» Task to carry out: Report back each line of the records that contains the string "Considérations".

-------- Information given --------

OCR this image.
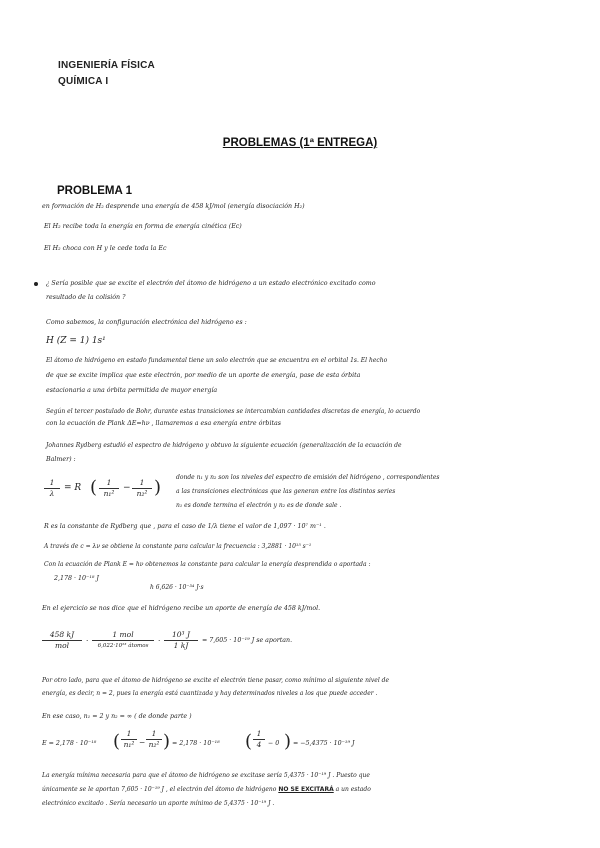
INGENIERÍA FÍSICA
QUÍMICA I
PROBLEMAS (1ª ENTREGA)
PROBLEMA 1
en formación de H₂ desprende una energía de 458 kJ/mol (energía disociación H₂)
El H₂ recibe toda la energía en forma de energía cinética (Ec)
El H₂ choca con H y le cede toda la Ec
¿ Sería posible que se excite el electrón del átomo de hidrógeno a un estado electrónico excitado como
resultado de la colisión ?
Como sabemos, la configuración electrónica del hidrógeno es :
H (Z = 1) 1s¹
El átomo de hidrógeno en estado fundamental tiene un solo electrón que se encuentra en el orbital 1s. El hecho
de que se excite implica que este electrón, por medio de un aporte de energía, pase de esta órbita
estacionaria a una órbita permitida de mayor energía
Según el tercer postulado de Bohr, durante estas transiciones se intercambian cantidades discretas de energía, lo acuerdo
con la ecuación de Plank ΔE=hν , llamaremos a esa energía entre órbitas
Johannes Rydberg estudió el espectro de hidrógeno y obtuvo la siguiente ecuación (generalización de la ecuación de
Balmer) :
$\frac{1}{\lambda} = R$ ( $\frac{1}{\text{n₁²}} - \frac{1}{\text{n₂²}}$ ) donde n₁ y n₂ son los niveles del espectro de emisión del hidrógeno , correspondientes
a las transiciones electrónicas que las generan entre los distintos series
n₁ es donde termina el electrón y n₂ es de donde sale .
R es la constante de Rydberg que , para el caso de 1/λ tiene el valor de 1,097 · 10⁷ m⁻¹ .
A través de c = λν se obtiene la constante para calcular la frecuencia : 3,2881 · 10¹⁵ s⁻¹
Con la ecuación de Plank E = hν obtenemos la constante para calcular la energía desprendida o aportada :
2,178 · 10⁻¹⁸ J
h 6,626 · 10⁻³⁴ J·s
En el ejercicio se nos dice que el hidrógeno recibe un aporte de energía de 458 kJ/mol.
458 kJ
mol
·
1 mol
6,022·10²³ átomos
· $\frac{\text{10³ J}}{1 kJ} = 7,605 \cdot 10^{-19}$ J se aportan.
Por otro lado, para que el átomo de hidrógeno se excite el electrón tiene pasar, como mínimo al siguiente nivel de
energía, es decir, n = 2, pues la energía está cuantizada y hay determinados niveles a los que puede acceder .
En ese caso, n₁ = 2 y n₂ = ∞ ( de donde parte )
E = 2,178 · 10⁻¹⁸ ( $\frac{1}{\text{n₁²}} - \frac{1}{\text{n₂²}}$ ) = 2,178 · 10⁻¹⁸ ( $\frac{1}{4} - 0$ ) = −5,4375 · 10⁻¹⁹ J
La energía mínima necesaria para que el átomo de hidrógeno se excitase sería 5,4375 · 10⁻¹⁹ J . Puesto que
únicamente se le aportan 7,605 · 10⁻¹⁹ J , el electrón del átomo de hidrógeno NO SE EXCITARÁ a un estado
electrónico excitado . Sería necesario un aporte mínimo de 5,4375 · 10⁻¹⁹ J .
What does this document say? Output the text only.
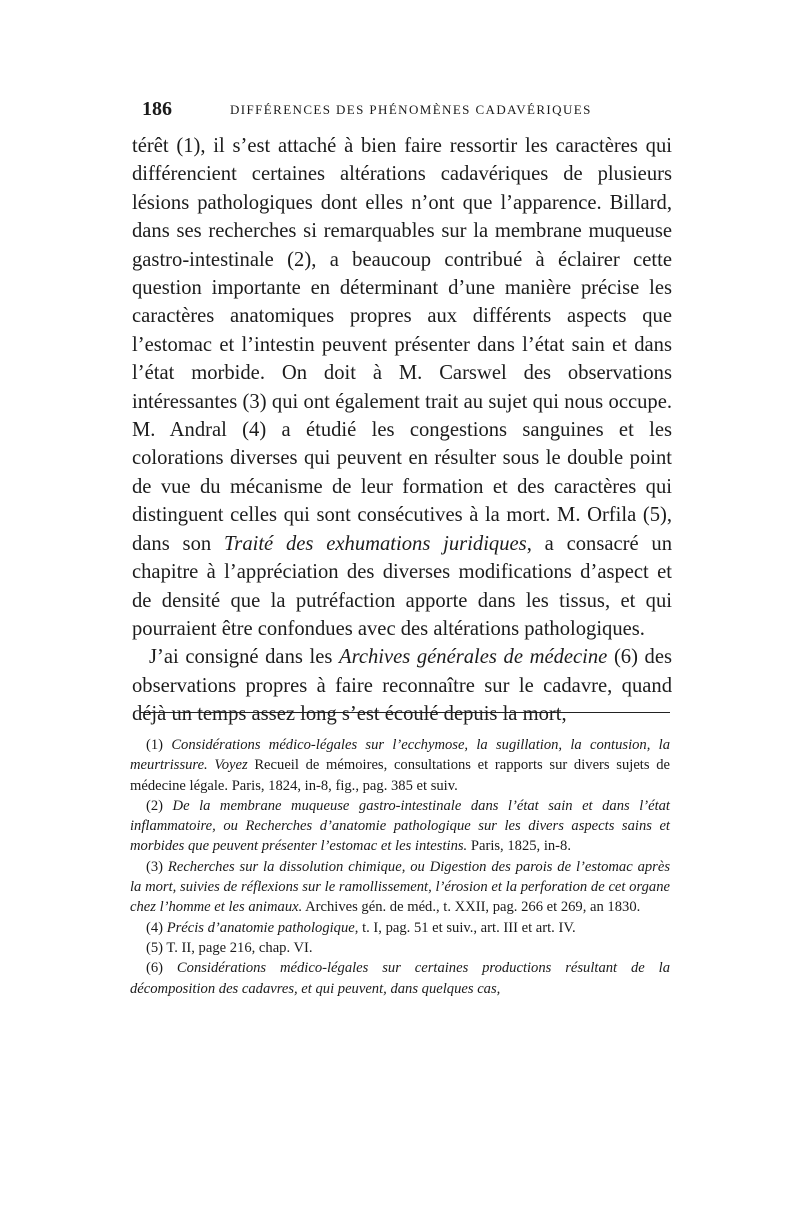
186	DIFFÉRENCES DES PHÉNOMÈNES CADAVÉRIQUES

térêt (1), il s’est attaché à bien faire ressortir les caractères qui différencient certaines altérations cadavériques de plusieurs lésions pathologiques dont elles n’ont que l’apparence. Billard, dans ses recherches si remarquables sur la membrane muqueuse gastro-intestinale (2), a beaucoup contribué à éclairer cette question importante en déterminant d’une manière précise les caractères anatomiques propres aux différents aspects que l’estomac et l’intestin peuvent présenter dans l’état sain et dans l’état morbide. On doit à M. Carswel des observations intéressantes (3) qui ont également trait au sujet qui nous occupe. M. Andral (4) a étudié les congestions sanguines et les colorations diverses qui peuvent en résulter sous le double point de vue du mécanisme de leur formation et des caractères qui distinguent celles qui sont consécutives à la mort. M. Orfila (5), dans son Traité des exhumations juridiques, a consacré un chapitre à l’appréciation des diverses modifications d’aspect et de densité que la putréfaction apporte dans les tissus, et qui pourraient être confondues avec des altérations pathologiques.

J’ai consigné dans les Archives générales de médecine (6) des observations propres à faire reconnaître sur le cadavre, quand déjà un temps assez long s’est écoulé depuis la mort,

(1) Considérations médico-légales sur l’ecchymose, la sugillation, la contusion, la meurtrissure. Voyez Recueil de mémoires, consultations et rapports sur divers sujets de médecine légale. Paris, 1824, in-8, fig., pag. 385 et suiv.

(2) De la membrane muqueuse gastro-intestinale dans l’état sain et dans l’état inflammatoire, ou Recherches d’anatomie pathologique sur les divers aspects sains et morbides que peuvent présenter l’estomac et les intestins. Paris, 1825, in-8.

(3) Recherches sur la dissolution chimique, ou Digestion des parois de l’estomac après la mort, suivies de réflexions sur le ramollissement, l’érosion et la perforation de cet organe chez l’homme et les animaux. Archives gén. de méd., t. XXII, pag. 266 et 269, an 1830.

(4) Précis d’anatomie pathologique, t. I, pag. 51 et suiv., art. III et art. IV.

(5) T. II, page 216, chap. VI.

(6) Considérations médico-légales sur certaines productions résultant de la décomposition des cadavres, et qui peuvent, dans quelques cas,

--------

» Worked solution:
(1) Considérations médico-légales sur l’ecchymose, la sugillation, la contusion, la meurtrissure. Voyez Recueil de mémoires, consultations et rapports sur divers sujets de médecine légale. Paris, 1824, in-8, fig., pag. 385 et suiv.
(6) Considérations médico-légales sur certaines productions résultant de la décomposition des cadavres, et qui peuvent, dans quelques cas,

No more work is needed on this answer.